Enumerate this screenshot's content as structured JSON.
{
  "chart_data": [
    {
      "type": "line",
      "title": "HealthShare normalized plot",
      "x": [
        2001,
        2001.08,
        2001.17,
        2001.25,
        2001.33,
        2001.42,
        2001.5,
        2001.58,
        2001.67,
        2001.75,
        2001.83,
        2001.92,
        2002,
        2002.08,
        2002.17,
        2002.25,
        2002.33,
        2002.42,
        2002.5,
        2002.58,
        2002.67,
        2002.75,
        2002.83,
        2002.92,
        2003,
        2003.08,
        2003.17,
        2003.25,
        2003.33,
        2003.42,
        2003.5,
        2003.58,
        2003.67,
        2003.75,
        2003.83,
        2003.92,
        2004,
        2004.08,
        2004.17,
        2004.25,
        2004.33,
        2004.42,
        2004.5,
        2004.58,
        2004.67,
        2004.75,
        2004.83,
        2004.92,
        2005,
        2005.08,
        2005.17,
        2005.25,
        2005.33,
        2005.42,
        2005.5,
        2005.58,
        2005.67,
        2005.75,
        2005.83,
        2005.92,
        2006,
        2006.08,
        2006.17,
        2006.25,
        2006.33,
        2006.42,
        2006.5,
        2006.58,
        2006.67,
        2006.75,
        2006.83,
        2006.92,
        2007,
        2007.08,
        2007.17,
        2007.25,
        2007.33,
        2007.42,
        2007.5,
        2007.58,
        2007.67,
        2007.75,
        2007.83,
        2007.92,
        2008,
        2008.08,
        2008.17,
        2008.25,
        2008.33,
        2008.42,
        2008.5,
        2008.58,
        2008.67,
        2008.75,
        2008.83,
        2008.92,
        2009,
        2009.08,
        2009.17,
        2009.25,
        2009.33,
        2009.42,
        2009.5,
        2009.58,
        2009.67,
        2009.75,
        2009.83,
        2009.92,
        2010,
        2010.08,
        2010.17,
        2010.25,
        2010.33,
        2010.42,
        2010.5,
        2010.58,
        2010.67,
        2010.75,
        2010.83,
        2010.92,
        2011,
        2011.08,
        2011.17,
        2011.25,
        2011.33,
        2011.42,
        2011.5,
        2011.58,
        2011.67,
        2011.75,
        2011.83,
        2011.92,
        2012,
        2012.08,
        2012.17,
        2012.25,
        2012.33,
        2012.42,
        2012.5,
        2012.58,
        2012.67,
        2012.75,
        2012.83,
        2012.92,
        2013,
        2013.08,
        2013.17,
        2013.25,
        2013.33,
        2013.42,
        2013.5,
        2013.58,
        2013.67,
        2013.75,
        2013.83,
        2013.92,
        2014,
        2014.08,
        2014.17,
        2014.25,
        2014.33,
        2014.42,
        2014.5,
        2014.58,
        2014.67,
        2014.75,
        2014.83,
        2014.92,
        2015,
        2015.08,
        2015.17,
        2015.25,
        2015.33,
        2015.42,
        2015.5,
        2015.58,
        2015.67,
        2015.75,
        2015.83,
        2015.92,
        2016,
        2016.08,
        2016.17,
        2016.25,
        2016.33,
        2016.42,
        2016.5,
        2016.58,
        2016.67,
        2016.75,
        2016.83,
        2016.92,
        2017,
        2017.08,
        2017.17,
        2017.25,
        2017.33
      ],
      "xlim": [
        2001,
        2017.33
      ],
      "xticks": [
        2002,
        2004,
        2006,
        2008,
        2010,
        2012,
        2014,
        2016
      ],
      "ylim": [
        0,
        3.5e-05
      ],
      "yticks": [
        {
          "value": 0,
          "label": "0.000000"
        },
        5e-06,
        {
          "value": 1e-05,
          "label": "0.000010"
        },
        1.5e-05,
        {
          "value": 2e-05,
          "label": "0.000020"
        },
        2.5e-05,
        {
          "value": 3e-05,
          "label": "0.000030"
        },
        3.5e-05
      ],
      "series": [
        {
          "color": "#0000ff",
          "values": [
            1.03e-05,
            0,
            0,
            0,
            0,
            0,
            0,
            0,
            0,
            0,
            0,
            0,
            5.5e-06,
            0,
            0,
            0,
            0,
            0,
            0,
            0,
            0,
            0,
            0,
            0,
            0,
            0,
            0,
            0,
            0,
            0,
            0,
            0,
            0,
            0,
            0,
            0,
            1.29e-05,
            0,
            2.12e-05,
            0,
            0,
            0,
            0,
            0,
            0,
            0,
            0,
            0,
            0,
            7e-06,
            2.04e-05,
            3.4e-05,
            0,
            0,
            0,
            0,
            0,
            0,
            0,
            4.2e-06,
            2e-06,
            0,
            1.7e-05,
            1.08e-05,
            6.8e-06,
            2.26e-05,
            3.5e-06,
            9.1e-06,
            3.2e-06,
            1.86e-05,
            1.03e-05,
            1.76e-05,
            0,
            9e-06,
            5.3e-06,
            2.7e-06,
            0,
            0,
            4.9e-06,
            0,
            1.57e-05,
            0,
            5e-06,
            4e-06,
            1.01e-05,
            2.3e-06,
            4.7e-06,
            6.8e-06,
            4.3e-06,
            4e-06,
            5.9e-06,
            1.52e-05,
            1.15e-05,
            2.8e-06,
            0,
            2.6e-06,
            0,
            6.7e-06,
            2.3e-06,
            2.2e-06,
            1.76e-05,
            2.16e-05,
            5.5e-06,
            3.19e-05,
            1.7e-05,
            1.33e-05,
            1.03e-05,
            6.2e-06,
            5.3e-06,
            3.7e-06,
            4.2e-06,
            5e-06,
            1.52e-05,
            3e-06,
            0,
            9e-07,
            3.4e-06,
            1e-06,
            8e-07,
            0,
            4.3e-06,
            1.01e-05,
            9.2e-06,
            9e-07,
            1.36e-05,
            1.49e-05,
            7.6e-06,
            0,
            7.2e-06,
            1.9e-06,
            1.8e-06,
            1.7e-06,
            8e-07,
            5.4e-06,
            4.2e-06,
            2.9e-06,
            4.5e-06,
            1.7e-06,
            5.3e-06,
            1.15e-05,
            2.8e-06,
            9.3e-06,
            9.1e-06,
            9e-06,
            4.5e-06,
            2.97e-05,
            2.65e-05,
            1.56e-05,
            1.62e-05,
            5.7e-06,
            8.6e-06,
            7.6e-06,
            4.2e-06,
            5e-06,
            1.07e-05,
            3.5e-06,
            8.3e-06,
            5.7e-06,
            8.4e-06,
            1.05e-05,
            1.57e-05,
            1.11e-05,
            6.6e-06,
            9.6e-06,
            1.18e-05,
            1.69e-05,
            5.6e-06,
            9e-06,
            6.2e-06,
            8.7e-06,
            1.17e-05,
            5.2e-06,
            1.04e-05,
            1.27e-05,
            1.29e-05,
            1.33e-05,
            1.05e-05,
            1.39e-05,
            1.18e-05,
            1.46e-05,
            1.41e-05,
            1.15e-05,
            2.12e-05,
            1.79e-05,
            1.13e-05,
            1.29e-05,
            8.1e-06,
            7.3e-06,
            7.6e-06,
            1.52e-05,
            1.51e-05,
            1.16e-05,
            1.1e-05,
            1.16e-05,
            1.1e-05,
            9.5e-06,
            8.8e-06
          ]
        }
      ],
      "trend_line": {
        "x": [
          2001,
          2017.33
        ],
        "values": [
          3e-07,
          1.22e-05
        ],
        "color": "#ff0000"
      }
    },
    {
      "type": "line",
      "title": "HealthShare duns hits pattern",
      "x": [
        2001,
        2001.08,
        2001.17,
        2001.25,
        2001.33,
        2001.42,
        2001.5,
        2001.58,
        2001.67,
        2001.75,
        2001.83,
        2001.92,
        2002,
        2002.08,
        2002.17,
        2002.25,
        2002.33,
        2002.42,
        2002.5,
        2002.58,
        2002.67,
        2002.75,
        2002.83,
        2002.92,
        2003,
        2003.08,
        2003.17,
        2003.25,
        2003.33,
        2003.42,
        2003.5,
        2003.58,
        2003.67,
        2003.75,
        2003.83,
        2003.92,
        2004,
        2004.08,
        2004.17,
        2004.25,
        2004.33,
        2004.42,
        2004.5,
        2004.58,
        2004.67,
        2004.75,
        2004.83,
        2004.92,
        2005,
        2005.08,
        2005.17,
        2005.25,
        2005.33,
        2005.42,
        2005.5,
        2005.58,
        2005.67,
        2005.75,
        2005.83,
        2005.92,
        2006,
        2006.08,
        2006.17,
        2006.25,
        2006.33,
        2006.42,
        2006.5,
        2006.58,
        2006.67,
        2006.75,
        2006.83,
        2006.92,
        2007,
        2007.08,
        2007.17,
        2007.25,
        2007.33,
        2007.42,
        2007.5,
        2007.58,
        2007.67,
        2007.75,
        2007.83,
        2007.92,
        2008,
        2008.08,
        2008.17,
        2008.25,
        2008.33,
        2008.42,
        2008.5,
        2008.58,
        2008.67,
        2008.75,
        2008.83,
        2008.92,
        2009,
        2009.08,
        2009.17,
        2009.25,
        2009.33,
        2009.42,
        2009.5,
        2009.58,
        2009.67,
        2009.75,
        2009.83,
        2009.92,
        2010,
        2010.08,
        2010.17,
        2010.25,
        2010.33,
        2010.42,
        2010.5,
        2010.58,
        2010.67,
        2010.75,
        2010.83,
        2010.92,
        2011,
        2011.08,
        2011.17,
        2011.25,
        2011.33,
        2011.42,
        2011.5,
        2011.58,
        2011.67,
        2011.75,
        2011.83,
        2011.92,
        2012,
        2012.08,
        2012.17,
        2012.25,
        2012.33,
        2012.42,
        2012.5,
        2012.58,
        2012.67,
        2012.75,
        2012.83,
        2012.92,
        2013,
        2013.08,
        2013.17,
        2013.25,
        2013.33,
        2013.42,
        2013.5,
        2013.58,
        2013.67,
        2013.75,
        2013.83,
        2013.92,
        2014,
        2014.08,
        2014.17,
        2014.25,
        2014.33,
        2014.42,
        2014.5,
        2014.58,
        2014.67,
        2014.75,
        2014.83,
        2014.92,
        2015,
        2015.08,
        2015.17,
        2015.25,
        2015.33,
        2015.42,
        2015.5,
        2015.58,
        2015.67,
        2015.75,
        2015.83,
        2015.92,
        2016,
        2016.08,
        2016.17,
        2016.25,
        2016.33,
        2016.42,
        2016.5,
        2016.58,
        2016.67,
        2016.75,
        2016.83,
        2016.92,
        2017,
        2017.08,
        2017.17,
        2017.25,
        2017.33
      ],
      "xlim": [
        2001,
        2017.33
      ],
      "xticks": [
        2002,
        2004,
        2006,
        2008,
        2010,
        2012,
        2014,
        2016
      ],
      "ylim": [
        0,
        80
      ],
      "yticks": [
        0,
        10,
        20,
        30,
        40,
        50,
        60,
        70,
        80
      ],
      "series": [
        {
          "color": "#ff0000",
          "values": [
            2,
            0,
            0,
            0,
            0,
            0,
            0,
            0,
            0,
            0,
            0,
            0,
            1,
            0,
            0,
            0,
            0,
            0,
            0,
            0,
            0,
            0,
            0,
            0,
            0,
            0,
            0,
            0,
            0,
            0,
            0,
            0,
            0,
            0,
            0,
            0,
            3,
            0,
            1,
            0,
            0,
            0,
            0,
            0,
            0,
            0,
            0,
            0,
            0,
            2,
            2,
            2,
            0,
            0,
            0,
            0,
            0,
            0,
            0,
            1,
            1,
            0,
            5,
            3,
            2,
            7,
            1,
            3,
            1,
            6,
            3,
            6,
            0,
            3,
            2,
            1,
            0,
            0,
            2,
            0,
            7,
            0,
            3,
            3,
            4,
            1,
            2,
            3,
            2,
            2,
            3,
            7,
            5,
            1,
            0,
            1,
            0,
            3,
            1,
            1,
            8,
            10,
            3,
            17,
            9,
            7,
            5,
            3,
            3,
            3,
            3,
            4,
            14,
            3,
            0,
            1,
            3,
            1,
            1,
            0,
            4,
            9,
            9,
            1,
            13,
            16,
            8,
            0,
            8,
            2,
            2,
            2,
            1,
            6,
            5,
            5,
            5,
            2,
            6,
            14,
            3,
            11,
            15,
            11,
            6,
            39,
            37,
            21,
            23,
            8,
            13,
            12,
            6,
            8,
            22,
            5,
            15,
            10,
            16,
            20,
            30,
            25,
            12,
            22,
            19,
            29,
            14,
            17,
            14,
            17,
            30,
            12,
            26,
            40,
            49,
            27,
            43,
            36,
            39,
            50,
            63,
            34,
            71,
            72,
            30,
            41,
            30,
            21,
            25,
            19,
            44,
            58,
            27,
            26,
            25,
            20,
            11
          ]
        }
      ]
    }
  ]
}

================================

WHAT YOU WILL DO.
Which lines of the material contain the string "HealthShare"? List each of them.

OUTPUT OF THE TASK.
      "title": "HealthShare normalized plot",
      "title": "HealthShare duns hits pattern",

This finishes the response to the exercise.